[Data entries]
⁂

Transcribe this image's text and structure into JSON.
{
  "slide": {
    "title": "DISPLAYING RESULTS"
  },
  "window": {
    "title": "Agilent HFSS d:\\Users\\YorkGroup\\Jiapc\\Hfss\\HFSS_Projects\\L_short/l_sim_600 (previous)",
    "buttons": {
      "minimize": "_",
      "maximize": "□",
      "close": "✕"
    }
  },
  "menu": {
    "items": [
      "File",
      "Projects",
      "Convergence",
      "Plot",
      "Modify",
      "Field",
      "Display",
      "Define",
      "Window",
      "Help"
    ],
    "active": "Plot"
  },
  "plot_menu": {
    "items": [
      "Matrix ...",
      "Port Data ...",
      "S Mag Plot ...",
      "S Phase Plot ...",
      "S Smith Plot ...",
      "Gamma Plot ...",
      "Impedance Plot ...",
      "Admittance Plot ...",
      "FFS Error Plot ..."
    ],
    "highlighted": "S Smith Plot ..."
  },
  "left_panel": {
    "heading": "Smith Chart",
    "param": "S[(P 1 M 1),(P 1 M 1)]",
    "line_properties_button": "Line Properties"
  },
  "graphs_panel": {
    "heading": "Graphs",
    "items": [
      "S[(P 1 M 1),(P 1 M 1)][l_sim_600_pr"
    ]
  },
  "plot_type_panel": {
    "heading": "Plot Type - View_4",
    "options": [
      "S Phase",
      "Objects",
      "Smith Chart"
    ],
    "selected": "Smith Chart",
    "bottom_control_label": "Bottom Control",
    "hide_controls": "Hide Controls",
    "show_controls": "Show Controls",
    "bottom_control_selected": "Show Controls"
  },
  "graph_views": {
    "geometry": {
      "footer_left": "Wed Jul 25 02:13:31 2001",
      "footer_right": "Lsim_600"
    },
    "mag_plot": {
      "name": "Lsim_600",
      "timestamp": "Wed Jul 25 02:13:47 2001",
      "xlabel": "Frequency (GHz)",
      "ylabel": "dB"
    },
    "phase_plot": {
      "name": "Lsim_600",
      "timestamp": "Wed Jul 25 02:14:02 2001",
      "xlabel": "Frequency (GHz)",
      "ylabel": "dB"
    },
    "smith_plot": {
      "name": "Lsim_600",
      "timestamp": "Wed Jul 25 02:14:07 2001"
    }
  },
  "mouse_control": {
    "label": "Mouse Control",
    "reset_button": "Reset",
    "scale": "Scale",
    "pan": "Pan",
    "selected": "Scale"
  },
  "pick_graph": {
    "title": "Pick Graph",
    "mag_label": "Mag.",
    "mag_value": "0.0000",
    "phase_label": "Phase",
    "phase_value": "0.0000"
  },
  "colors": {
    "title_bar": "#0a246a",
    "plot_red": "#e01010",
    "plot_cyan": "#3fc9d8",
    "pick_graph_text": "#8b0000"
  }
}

⁂

- What you have to do -
Copy the material above, line for line.

- Expected output -
Transcribe this image's text and structure into JSON.
{
  "slide": {
    "title": "DISPLAYING RESULTS"
  },
  "window": {
    "title": "Agilent HFSS d:\\Users\\YorkGroup\\Jiapc\\Hfss\\HFSS_Projects\\L_short/l_sim_600 (previous)",
    "buttons": {
      "minimize": "_",
      "maximize": "□",
      "close": "✕"
    }
  },
  "menu": {
    "items": [
      "File",
      "Projects",
      "Convergence",
      "Plot",
      "Modify",
      "Field",
      "Display",
      "Define",
      "Window",
      "Help"
    ],
    "active": "Plot"
  },
  "plot_menu": {
    "items": [
      "Matrix ...",
      "Port Data ...",
      "S Mag Plot ...",
      "S Phase Plot ...",
      "S Smith Plot ...",
      "Gamma Plot ...",
      "Impedance Plot ...",
      "Admittance Plot ...",
      "FFS Error Plot ..."
    ],
    "highlighted": "S Smith Plot ..."
  },
  "left_panel": {
    "heading": "Smith Chart",
    "param": "S[(P 1 M 1),(P 1 M 1)]",
    "line_properties_button": "Line Properties"
  },
  "graphs_panel": {
    "heading": "Graphs",
    "items": [
      "S[(P 1 M 1),(P 1 M 1)][l_sim_600_pr"
    ]
  },
  "plot_type_panel": {
    "heading": "Plot Type - View_4",
    "options": [
      "S Phase",
      "Objects",
      "Smith Chart"
    ],
    "selected": "Smith Chart",
    "bottom_control_label": "Bottom Control",
    "hide_controls": "Hide Controls",
    "show_controls": "Show Controls",
    "bottom_control_selected": "Show Controls"
  },
  "graph_views": {
    "geometry": {
      "footer_left": "Wed Jul 25 02:13:31 2001",
      "footer_right": "Lsim_600"
    },
    "mag_plot": {
      "name": "Lsim_600",
      "timestamp": "Wed Jul 25 02:13:47 2001",
      "xlabel": "Frequency (GHz)",
      "ylabel": "dB"
    },
    "phase_plot": {
      "name": "Lsim_600",
      "timestamp": "Wed Jul 25 02:14:02 2001",
      "xlabel": "Frequency (GHz)",
      "ylabel": "dB"
    },
    "smith_plot": {
      "name": "Lsim_600",
      "timestamp": "Wed Jul 25 02:14:07 2001"
    }
  },
  "mouse_control": {
    "label": "Mouse Control",
    "reset_button": "Reset",
    "scale": "Scale",
    "pan": "Pan",
    "selected": "Scale"
  },
  "pick_graph": {
    "title": "Pick Graph",
    "mag_label": "Mag.",
    "mag_value": "0.0000",
    "phase_label": "Phase",
    "phase_value": "0.0000"
  },
  "colors": {
    "title_bar": "#0a246a",
    "plot_red": "#e01010",
    "plot_cyan": "#3fc9d8",
    "pick_graph_text": "#8b0000"
  }
}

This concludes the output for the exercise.